### TASK TO COMPLETE
What do the entries below say? Restate them word for word.

### App and web page records
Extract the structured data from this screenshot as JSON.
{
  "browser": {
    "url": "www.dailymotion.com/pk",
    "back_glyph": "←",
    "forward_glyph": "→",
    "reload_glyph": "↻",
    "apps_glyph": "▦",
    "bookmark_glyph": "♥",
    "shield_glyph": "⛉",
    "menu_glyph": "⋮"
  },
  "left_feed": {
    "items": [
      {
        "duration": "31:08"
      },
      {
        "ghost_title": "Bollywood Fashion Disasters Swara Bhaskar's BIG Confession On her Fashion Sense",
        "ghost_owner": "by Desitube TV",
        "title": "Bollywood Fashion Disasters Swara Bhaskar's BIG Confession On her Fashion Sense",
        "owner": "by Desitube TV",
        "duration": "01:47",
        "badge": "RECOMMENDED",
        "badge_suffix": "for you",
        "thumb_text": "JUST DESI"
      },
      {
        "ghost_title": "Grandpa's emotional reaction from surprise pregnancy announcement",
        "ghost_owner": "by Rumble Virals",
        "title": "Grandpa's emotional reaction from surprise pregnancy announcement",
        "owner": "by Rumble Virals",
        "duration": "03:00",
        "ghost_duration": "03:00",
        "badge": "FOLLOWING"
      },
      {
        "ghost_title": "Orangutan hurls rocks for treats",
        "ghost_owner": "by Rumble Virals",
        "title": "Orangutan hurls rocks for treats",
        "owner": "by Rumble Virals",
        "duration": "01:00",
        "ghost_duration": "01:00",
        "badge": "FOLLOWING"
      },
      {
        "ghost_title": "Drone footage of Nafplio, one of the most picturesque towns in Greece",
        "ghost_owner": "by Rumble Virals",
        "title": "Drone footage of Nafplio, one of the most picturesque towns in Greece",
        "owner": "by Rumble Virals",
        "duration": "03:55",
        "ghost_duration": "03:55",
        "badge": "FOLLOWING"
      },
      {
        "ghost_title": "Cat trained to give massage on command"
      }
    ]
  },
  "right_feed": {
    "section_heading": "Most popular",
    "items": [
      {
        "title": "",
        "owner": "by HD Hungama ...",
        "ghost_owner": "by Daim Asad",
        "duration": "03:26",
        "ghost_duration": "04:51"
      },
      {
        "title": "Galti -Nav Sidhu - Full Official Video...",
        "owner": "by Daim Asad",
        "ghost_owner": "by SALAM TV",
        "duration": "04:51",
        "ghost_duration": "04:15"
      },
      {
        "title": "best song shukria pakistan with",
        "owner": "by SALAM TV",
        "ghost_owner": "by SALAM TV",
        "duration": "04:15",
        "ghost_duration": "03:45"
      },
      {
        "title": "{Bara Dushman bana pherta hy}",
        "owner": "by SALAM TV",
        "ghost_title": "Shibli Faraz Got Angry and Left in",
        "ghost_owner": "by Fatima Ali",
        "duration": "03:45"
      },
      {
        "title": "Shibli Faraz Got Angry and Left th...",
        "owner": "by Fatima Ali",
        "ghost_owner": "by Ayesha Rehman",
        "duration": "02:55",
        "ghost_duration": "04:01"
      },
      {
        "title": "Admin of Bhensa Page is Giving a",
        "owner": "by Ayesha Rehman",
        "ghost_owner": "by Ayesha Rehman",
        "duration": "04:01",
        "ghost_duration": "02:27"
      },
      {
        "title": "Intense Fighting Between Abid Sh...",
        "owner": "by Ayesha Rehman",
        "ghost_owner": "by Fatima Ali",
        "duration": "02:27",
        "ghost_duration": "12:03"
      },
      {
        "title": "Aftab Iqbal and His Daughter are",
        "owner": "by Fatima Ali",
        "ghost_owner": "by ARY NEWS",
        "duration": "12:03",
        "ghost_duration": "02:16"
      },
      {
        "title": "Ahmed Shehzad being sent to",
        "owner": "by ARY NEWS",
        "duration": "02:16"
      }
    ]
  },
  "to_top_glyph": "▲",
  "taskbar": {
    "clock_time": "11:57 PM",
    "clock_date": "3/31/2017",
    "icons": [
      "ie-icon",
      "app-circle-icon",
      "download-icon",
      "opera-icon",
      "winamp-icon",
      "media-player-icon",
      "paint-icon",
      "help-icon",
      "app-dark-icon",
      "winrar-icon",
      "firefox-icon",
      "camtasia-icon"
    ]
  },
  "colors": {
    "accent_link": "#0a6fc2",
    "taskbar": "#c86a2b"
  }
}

### THE ANSWER
Extract the structured data from this screenshot as JSON.
{
  "browser": {
    "url": "www.dailymotion.com/pk",
    "back_glyph": "←",
    "forward_glyph": "→",
    "reload_glyph": "↻",
    "apps_glyph": "▦",
    "bookmark_glyph": "♥",
    "shield_glyph": "⛉",
    "menu_glyph": "⋮"
  },
  "left_feed": {
    "items": [
      {
        "duration": "31:08"
      },
      {
        "ghost_title": "Bollywood Fashion Disasters Swara Bhaskar's BIG Confession On her Fashion Sense",
        "ghost_owner": "by Desitube TV",
        "title": "Bollywood Fashion Disasters Swara Bhaskar's BIG Confession On her Fashion Sense",
        "owner": "by Desitube TV",
        "duration": "01:47",
        "badge": "RECOMMENDED",
        "badge_suffix": "for you",
        "thumb_text": "JUST DESI"
      },
      {
        "ghost_title": "Grandpa's emotional reaction from surprise pregnancy announcement",
        "ghost_owner": "by Rumble Virals",
        "title": "Grandpa's emotional reaction from surprise pregnancy announcement",
        "owner": "by Rumble Virals",
        "duration": "03:00",
        "ghost_duration": "03:00",
        "badge": "FOLLOWING"
      },
      {
        "ghost_title": "Orangutan hurls rocks for treats",
        "ghost_owner": "by Rumble Virals",
        "title": "Orangutan hurls rocks for treats",
        "owner": "by Rumble Virals",
        "duration": "01:00",
        "ghost_duration": "01:00",
        "badge": "FOLLOWING"
      },
      {
        "ghost_title": "Drone footage of Nafplio, one of the most picturesque towns in Greece",
        "ghost_owner": "by Rumble Virals",
        "title": "Drone footage of Nafplio, one of the most picturesque towns in Greece",
        "owner": "by Rumble Virals",
        "duration": "03:55",
        "ghost_duration": "03:55",
        "badge": "FOLLOWING"
      },
      {
        "ghost_title": "Cat trained to give massage on command"
      }
    ]
  },
  "right_feed": {
    "section_heading": "Most popular",
    "items": [
      {
        "title": "",
        "owner": "by HD Hungama ...",
        "ghost_owner": "by Daim Asad",
        "duration": "03:26",
        "ghost_duration": "04:51"
      },
      {
        "title": "Galti -Nav Sidhu - Full Official Video...",
        "owner": "by Daim Asad",
        "ghost_owner": "by SALAM TV",
        "duration": "04:51",
        "ghost_duration": "04:15"
      },
      {
        "title": "best song shukria pakistan with",
        "owner": "by SALAM TV",
        "ghost_owner": "by SALAM TV",
        "duration": "04:15",
        "ghost_duration": "03:45"
      },
      {
        "title": "{Bara Dushman bana pherta hy}",
        "owner": "by SALAM TV",
        "ghost_title": "Shibli Faraz Got Angry and Left in",
        "ghost_owner": "by Fatima Ali",
        "duration": "03:45"
      },
      {
        "title": "Shibli Faraz Got Angry and Left th...",
        "owner": "by Fatima Ali",
        "ghost_owner": "by Ayesha Rehman",
        "duration": "02:55",
        "ghost_duration": "04:01"
      },
      {
        "title": "Admin of Bhensa Page is Giving a",
        "owner": "by Ayesha Rehman",
        "ghost_owner": "by Ayesha Rehman",
        "duration": "04:01",
        "ghost_duration": "02:27"
      },
      {
        "title": "Intense Fighting Between Abid Sh...",
        "owner": "by Ayesha Rehman",
        "ghost_owner": "by Fatima Ali",
        "duration": "02:27",
        "ghost_duration": "12:03"
      },
      {
        "title": "Aftab Iqbal and His Daughter are",
        "owner": "by Fatima Ali",
        "ghost_owner": "by ARY NEWS",
        "duration": "12:03",
        "ghost_duration": "02:16"
      },
      {
        "title": "Ahmed Shehzad being sent to",
        "owner": "by ARY NEWS",
        "duration": "02:16"
      }
    ]
  },
  "to_top_glyph": "▲",
  "taskbar": {
    "clock_time": "11:57 PM",
    "clock_date": "3/31/2017",
    "icons": [
      "ie-icon",
      "app-circle-icon",
      "download-icon",
      "opera-icon",
      "winamp-icon",
      "media-player-icon",
      "paint-icon",
      "help-icon",
      "app-dark-icon",
      "winrar-icon",
      "firefox-icon",
      "camtasia-icon"
    ]
  },
  "colors": {
    "accent_link": "#0a6fc2",
    "taskbar": "#c86a2b"
  }
}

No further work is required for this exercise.